— START Data listing —
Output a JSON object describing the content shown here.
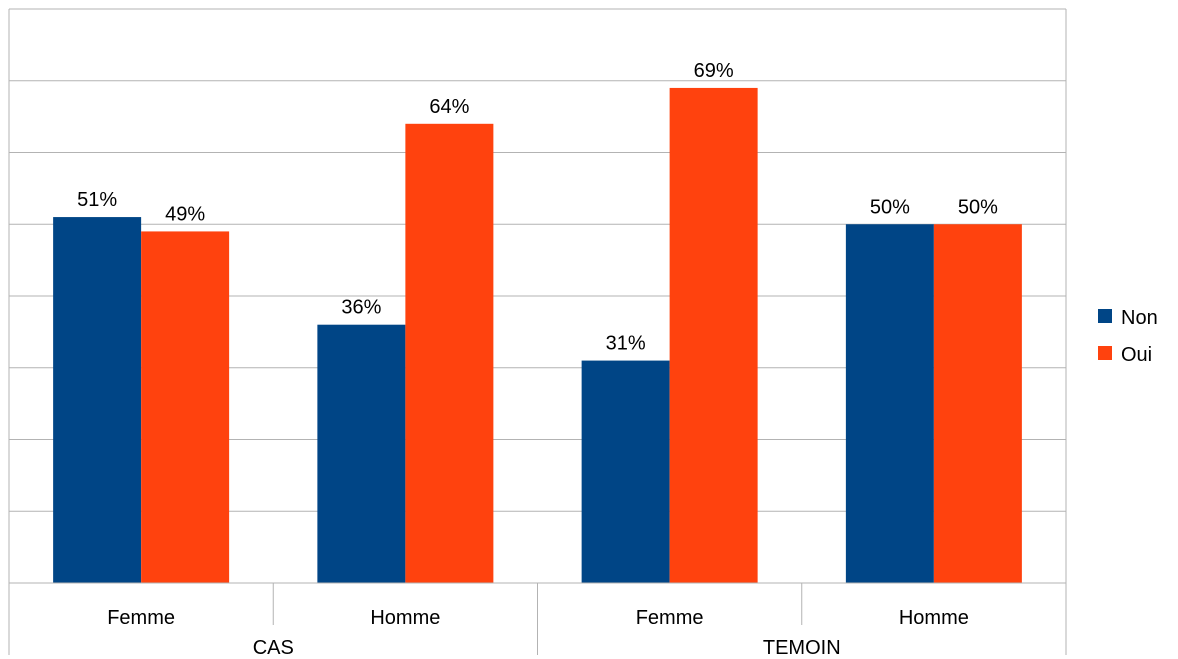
{
  "chart_data": {
    "type": "bar",
    "groups": [
      {
        "label": "CAS",
        "categories": [
          "Femme",
          "Homme"
        ]
      },
      {
        "label": "TEMOIN",
        "categories": [
          "Femme",
          "Homme"
        ]
      }
    ],
    "categories": [
      "Femme",
      "Homme",
      "Femme",
      "Homme"
    ],
    "series": [
      {
        "name": "Non",
        "color": "#004586",
        "values": [
          51,
          36,
          31,
          50
        ],
        "labels": [
          "51%",
          "36%",
          "31%",
          "50%"
        ]
      },
      {
        "name": "Oui",
        "color": "#ff420e",
        "values": [
          49,
          64,
          69,
          50
        ],
        "labels": [
          "49%",
          "64%",
          "69%",
          "50%"
        ]
      }
    ],
    "ylim": [
      0,
      80
    ],
    "grid": true,
    "y_tick_labels_shown": false,
    "legend_position": "right"
  }
}
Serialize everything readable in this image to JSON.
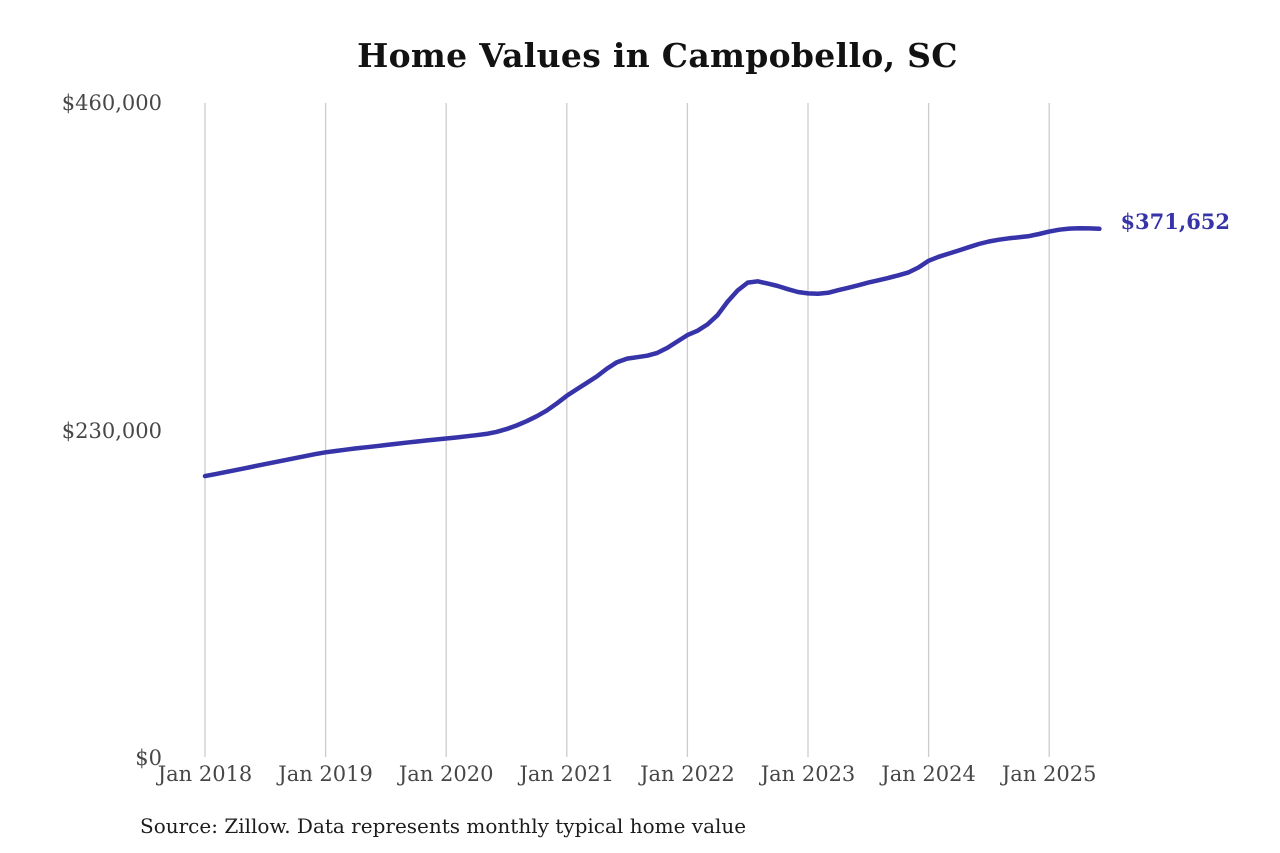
{
  "colors": {
    "line": "#3733a8",
    "end_label": "#3733a8",
    "grid": "#cccccc",
    "axis_text": "#474747",
    "title_text": "#121212",
    "source_text": "#1c1c1c",
    "background": "#ffffff"
  },
  "chart_data": {
    "type": "line",
    "title": "Home Values in Campobello, SC",
    "source_note": "Source: Zillow. Data represents monthly typical home value",
    "end_label": "$371,652",
    "end_value": 371652,
    "xlabel": "",
    "ylabel": "",
    "ylim": [
      0,
      460000
    ],
    "grid": "vertical-only",
    "legend": "none",
    "x_start": "2018-01",
    "x_interval": "month",
    "x_end": "2025-06",
    "x_tick_labels": [
      "Jan 2018",
      "Jan 2019",
      "Jan 2020",
      "Jan 2021",
      "Jan 2022",
      "Jan 2023",
      "Jan 2024",
      "Jan 2025"
    ],
    "y_ticks": [
      {
        "value": 0,
        "label": "$0"
      },
      {
        "value": 230000,
        "label": "$230,000"
      },
      {
        "value": 460000,
        "label": "$460,000"
      }
    ],
    "series": [
      {
        "name": "Monthly typical home value",
        "values": [
          198000,
          199300,
          200700,
          202100,
          203500,
          205000,
          206400,
          207800,
          209200,
          210600,
          212000,
          213400,
          214700,
          215600,
          216500,
          217400,
          218200,
          219000,
          219800,
          220600,
          221400,
          222200,
          223000,
          223700,
          224400,
          225100,
          225900,
          226700,
          227600,
          229000,
          231000,
          233500,
          236500,
          240000,
          244000,
          249000,
          254400,
          259000,
          263500,
          268000,
          273500,
          278000,
          280500,
          281500,
          282500,
          284500,
          288000,
          292500,
          297000,
          300000,
          304500,
          311000,
          320500,
          328300,
          333900,
          334800,
          333200,
          331500,
          329200,
          327300,
          326300,
          326100,
          326700,
          328500,
          330200,
          332000,
          333900,
          335500,
          337200,
          339000,
          341000,
          344500,
          349200,
          352000,
          354200,
          356400,
          358700,
          361000,
          362700,
          364000,
          365000,
          365700,
          366500,
          368000,
          369700,
          371000,
          371800,
          372100,
          371900,
          371652
        ]
      }
    ]
  }
}
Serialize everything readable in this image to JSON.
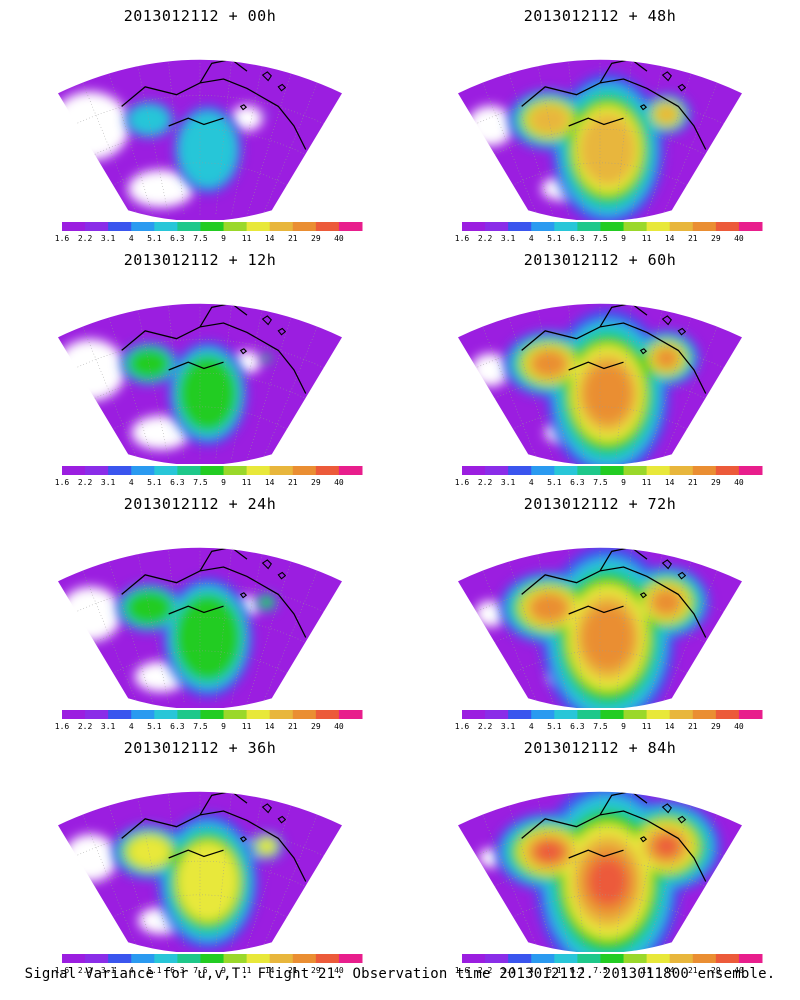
{
  "panels": [
    {
      "title": "2013012112 + 00h",
      "hour": 0
    },
    {
      "title": "2013012112 + 48h",
      "hour": 48
    },
    {
      "title": "2013012112 + 12h",
      "hour": 12
    },
    {
      "title": "2013012112 + 60h",
      "hour": 60
    },
    {
      "title": "2013012112 + 24h",
      "hour": 24
    },
    {
      "title": "2013012112 + 72h",
      "hour": 72
    },
    {
      "title": "2013012112 + 36h",
      "hour": 36
    },
    {
      "title": "2013012112 + 84h",
      "hour": 84
    }
  ],
  "colorbar": {
    "labels": [
      "1.6",
      "2.2",
      "3.1",
      "4",
      "5.1",
      "6.3",
      "7.5",
      "9",
      "11",
      "14",
      "21",
      "29",
      "40"
    ],
    "colors": [
      "#9b1ee0",
      "#8a2de8",
      "#3a55ee",
      "#2a9af0",
      "#28c6d8",
      "#1ec88a",
      "#22cc22",
      "#9ad82a",
      "#e8e83a",
      "#e8b63c",
      "#ea8e32",
      "#ec5a3a",
      "#e81e8c"
    ]
  },
  "caption": "Signal Variance for u,v,T. Flight 21. Observation time 2013012112. 2013011800 ensemble."
}
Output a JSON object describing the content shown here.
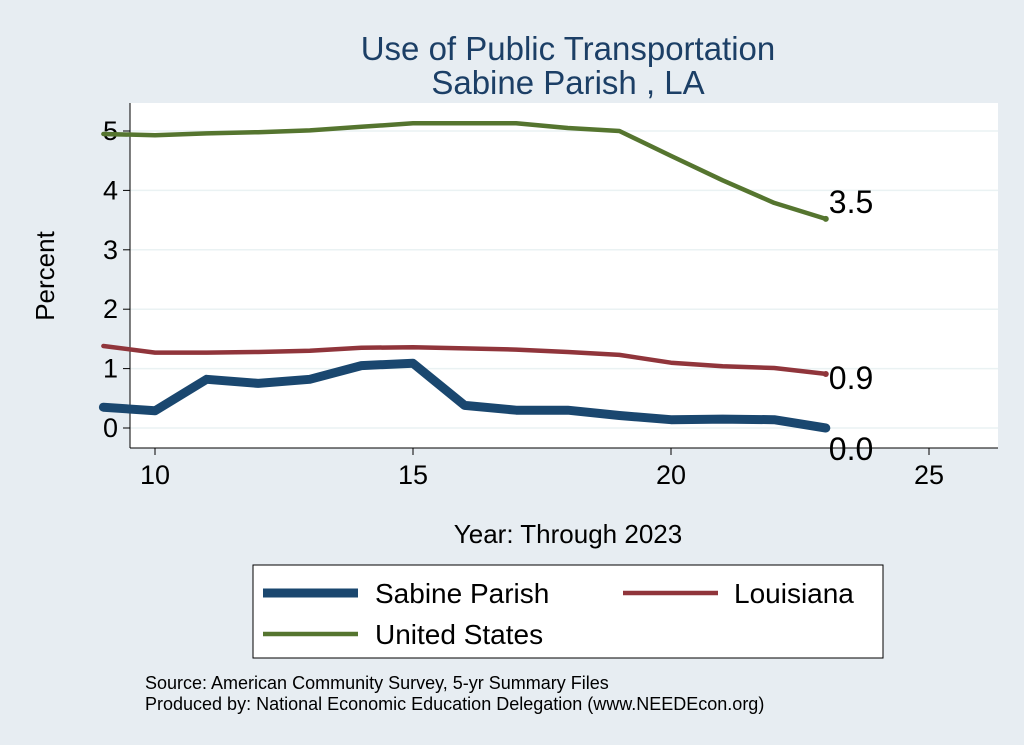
{
  "chart_data": {
    "type": "line",
    "title": "Use of Public Transportation",
    "subtitle": "Sabine Parish , LA",
    "xlabel": "Year: Through 2023",
    "ylabel": "Percent",
    "xlim": [
      9,
      25
    ],
    "ylim": [
      0,
      5.2
    ],
    "xticks": [
      10,
      15,
      20,
      25
    ],
    "yticks": [
      0,
      1,
      2,
      3,
      4,
      5
    ],
    "grid": true,
    "legend_position": "bottom",
    "x": [
      9,
      10,
      11,
      12,
      13,
      14,
      15,
      16,
      17,
      18,
      19,
      20,
      21,
      22,
      23
    ],
    "series": [
      {
        "name": "Sabine Parish",
        "color": "#1a476f",
        "values": [
          0.35,
          0.29,
          0.82,
          0.75,
          0.82,
          1.05,
          1.09,
          0.38,
          0.3,
          0.3,
          0.21,
          0.14,
          0.15,
          0.14,
          0.0
        ],
        "end_label": "0.0"
      },
      {
        "name": "Louisiana",
        "color": "#90353b",
        "values": [
          1.38,
          1.27,
          1.27,
          1.28,
          1.3,
          1.35,
          1.36,
          1.34,
          1.32,
          1.28,
          1.23,
          1.1,
          1.04,
          1.01,
          0.91
        ],
        "end_label": "0.9"
      },
      {
        "name": "United States",
        "color": "#55752f",
        "values": [
          4.95,
          4.93,
          4.96,
          4.98,
          5.01,
          5.07,
          5.13,
          5.13,
          5.13,
          5.05,
          5.0,
          4.58,
          4.17,
          3.79,
          3.52
        ],
        "end_label": "3.5"
      }
    ]
  },
  "footer": {
    "source": "Source: American Community Survey, 5-yr Summary Files",
    "produced_by": "Produced by: National Economic Education Delegation (www.NEEDEcon.org)"
  }
}
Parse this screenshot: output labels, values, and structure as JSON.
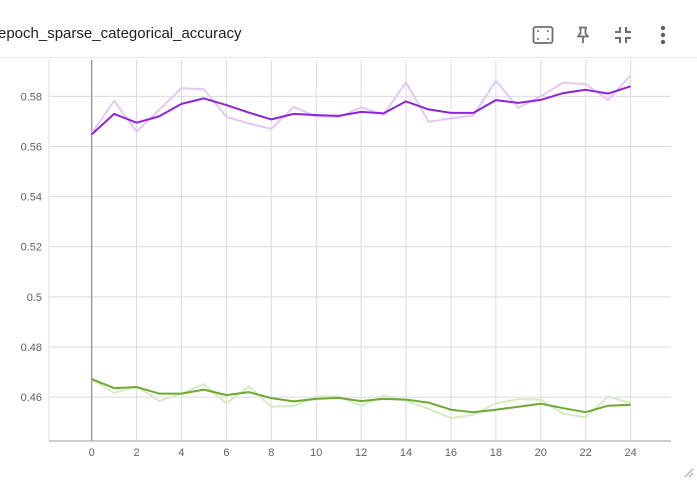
{
  "card": {
    "title": "epoch_sparse_categorical_accuracy"
  },
  "toolbar": {
    "buttons": [
      {
        "name": "fit-domain-icon"
      },
      {
        "name": "pin-icon"
      },
      {
        "name": "collapse-icon"
      },
      {
        "name": "more-vert-icon"
      }
    ]
  },
  "colors": {
    "train": "#8e24d8",
    "train_raw": "#e4c8f4",
    "validation": "#6fa833",
    "validation_raw": "#d6ecc0",
    "grid": "#dcdcdc",
    "axis": "#9e9e9e"
  },
  "chart_data": {
    "type": "line",
    "title": "",
    "xlabel": "",
    "ylabel": "",
    "x_ticks": [
      "0",
      "2",
      "4",
      "6",
      "8",
      "10",
      "12",
      "14",
      "16",
      "18",
      "20",
      "22",
      "24"
    ],
    "y_ticks": [
      "0.46",
      "0.48",
      "0.5",
      "0.52",
      "0.54",
      "0.56",
      "0.58"
    ],
    "xlim": [
      -1.9,
      25.8
    ],
    "ylim": [
      0.4425,
      0.5945
    ],
    "grid": true,
    "x": [
      0,
      1,
      2,
      3,
      4,
      5,
      6,
      7,
      8,
      9,
      10,
      11,
      12,
      13,
      14,
      15,
      16,
      17,
      18,
      19,
      20,
      21,
      22,
      23,
      24
    ],
    "series": [
      {
        "color_key": "train",
        "raw_color_key": "train_raw",
        "values": [
          0.5648,
          0.573,
          0.5695,
          0.572,
          0.577,
          0.5792,
          0.5765,
          0.5735,
          0.5708,
          0.573,
          0.5725,
          0.5722,
          0.5738,
          0.5732,
          0.578,
          0.5748,
          0.5734,
          0.5734,
          0.5785,
          0.5774,
          0.5786,
          0.5813,
          0.5826,
          0.5811,
          0.584
        ],
        "raw_values": [
          0.5652,
          0.5782,
          0.566,
          0.5745,
          0.5833,
          0.5828,
          0.5718,
          0.5692,
          0.567,
          0.5758,
          0.572,
          0.5718,
          0.5756,
          0.5728,
          0.5856,
          0.5698,
          0.5712,
          0.5724,
          0.5862,
          0.5754,
          0.58,
          0.5855,
          0.5849,
          0.5785,
          0.5884
        ]
      },
      {
        "color_key": "validation",
        "raw_color_key": "validation_raw",
        "values": [
          0.4672,
          0.4636,
          0.464,
          0.4614,
          0.4614,
          0.463,
          0.4608,
          0.462,
          0.4596,
          0.4583,
          0.4593,
          0.4597,
          0.4584,
          0.4593,
          0.459,
          0.4578,
          0.455,
          0.454,
          0.455,
          0.4562,
          0.4574,
          0.4556,
          0.454,
          0.4566,
          0.457
        ],
        "raw_values": [
          0.4672,
          0.4616,
          0.4644,
          0.4585,
          0.4614,
          0.4652,
          0.4576,
          0.4643,
          0.4562,
          0.4565,
          0.4603,
          0.4603,
          0.4566,
          0.4606,
          0.4585,
          0.4554,
          0.4516,
          0.453,
          0.4575,
          0.4592,
          0.459,
          0.4534,
          0.452,
          0.4602,
          0.4577
        ]
      }
    ]
  }
}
— END Data listing —
§ Exercise task:
Look through the material and copy each line that has "name".

§ Task result:
        "name": "Non",
        "name": "Oui",
        "name": "Monthly typical home value",
        "name": "Sabine Parish",
        "name": "Louisiana",
        "name": "United States",
        "name": "fit-domain-icon"
        "name": "pin-icon"
        "name": "collapse-icon"
        "name": "more-vert-icon"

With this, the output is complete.